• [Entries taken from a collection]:
■ ■ ■ ■

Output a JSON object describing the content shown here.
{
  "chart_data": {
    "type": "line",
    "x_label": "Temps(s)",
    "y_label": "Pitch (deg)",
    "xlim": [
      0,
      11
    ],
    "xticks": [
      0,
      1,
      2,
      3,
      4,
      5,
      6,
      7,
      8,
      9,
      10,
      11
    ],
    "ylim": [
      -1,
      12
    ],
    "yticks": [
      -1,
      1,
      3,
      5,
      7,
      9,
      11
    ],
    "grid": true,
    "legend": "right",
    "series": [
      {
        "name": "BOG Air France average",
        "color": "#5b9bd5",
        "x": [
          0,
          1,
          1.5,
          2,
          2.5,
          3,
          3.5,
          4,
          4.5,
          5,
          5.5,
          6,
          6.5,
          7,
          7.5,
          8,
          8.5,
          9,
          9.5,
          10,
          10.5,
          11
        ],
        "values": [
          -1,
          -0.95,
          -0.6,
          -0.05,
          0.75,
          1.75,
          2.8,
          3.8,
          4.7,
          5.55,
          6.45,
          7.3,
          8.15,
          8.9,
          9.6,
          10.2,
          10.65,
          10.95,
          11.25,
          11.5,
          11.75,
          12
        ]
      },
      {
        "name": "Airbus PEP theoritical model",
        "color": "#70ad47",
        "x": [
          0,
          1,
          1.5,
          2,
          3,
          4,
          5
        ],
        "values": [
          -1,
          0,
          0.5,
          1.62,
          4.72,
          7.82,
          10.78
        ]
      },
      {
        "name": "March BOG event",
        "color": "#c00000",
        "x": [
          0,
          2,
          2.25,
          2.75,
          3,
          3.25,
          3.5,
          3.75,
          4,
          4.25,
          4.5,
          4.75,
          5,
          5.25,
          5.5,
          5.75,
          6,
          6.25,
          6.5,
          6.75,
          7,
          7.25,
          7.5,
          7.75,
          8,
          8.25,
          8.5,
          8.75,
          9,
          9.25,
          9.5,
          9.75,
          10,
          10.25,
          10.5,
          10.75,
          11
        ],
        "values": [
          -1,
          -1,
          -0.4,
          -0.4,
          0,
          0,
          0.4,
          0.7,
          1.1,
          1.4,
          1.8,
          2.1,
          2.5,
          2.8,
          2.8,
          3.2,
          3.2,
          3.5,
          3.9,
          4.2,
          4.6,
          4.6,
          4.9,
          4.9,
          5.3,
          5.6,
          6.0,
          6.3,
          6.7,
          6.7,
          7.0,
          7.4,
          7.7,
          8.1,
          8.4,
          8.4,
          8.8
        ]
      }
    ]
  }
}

■ ■ ■ ■

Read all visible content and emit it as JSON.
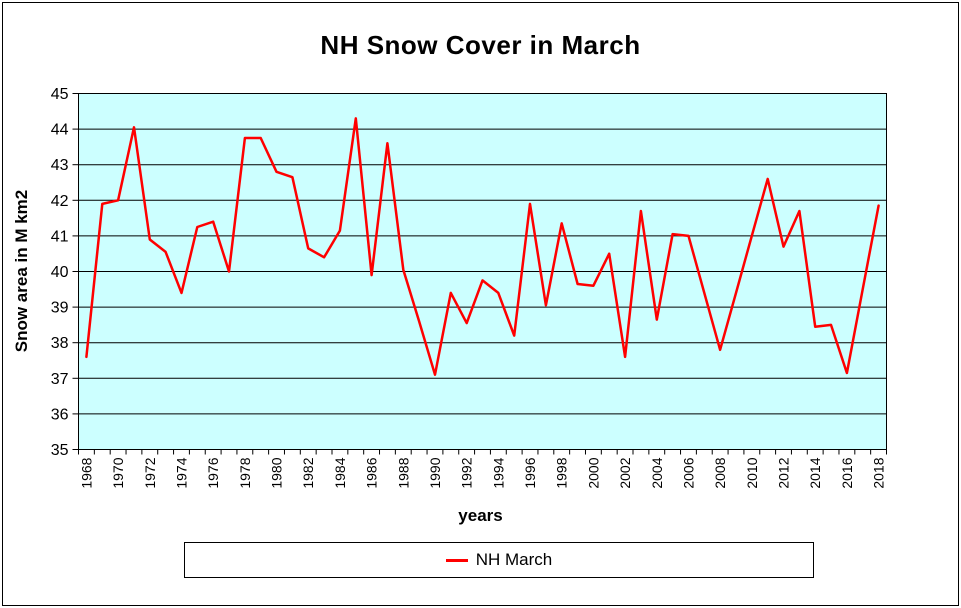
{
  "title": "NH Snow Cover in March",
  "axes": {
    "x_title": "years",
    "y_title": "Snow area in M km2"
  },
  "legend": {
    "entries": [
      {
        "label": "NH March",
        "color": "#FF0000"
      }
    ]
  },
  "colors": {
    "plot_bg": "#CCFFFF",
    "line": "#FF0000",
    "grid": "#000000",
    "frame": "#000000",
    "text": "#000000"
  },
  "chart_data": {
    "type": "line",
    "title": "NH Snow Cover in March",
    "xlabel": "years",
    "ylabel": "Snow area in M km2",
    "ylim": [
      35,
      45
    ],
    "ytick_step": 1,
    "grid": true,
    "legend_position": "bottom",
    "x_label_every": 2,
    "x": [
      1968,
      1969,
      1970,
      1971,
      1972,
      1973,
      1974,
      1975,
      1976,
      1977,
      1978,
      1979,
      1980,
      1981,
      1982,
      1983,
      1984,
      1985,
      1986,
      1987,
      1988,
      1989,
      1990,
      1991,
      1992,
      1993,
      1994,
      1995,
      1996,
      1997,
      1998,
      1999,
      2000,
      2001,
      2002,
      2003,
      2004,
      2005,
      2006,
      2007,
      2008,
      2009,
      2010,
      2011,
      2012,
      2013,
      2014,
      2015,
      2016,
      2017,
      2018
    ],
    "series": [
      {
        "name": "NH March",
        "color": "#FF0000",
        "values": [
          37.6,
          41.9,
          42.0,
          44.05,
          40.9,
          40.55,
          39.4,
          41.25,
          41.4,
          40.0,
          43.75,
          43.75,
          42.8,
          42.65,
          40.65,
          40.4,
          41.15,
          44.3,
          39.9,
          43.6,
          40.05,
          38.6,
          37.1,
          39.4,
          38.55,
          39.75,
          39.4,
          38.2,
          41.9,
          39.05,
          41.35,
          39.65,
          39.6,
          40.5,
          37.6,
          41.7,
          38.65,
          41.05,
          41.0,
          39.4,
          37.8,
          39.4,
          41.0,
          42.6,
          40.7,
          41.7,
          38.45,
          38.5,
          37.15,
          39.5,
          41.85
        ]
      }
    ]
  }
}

■ ■ ■ ■

• [Task goal]:
Count the lines of the material that include the word "Cover", then report only the total.

• [The output]:
2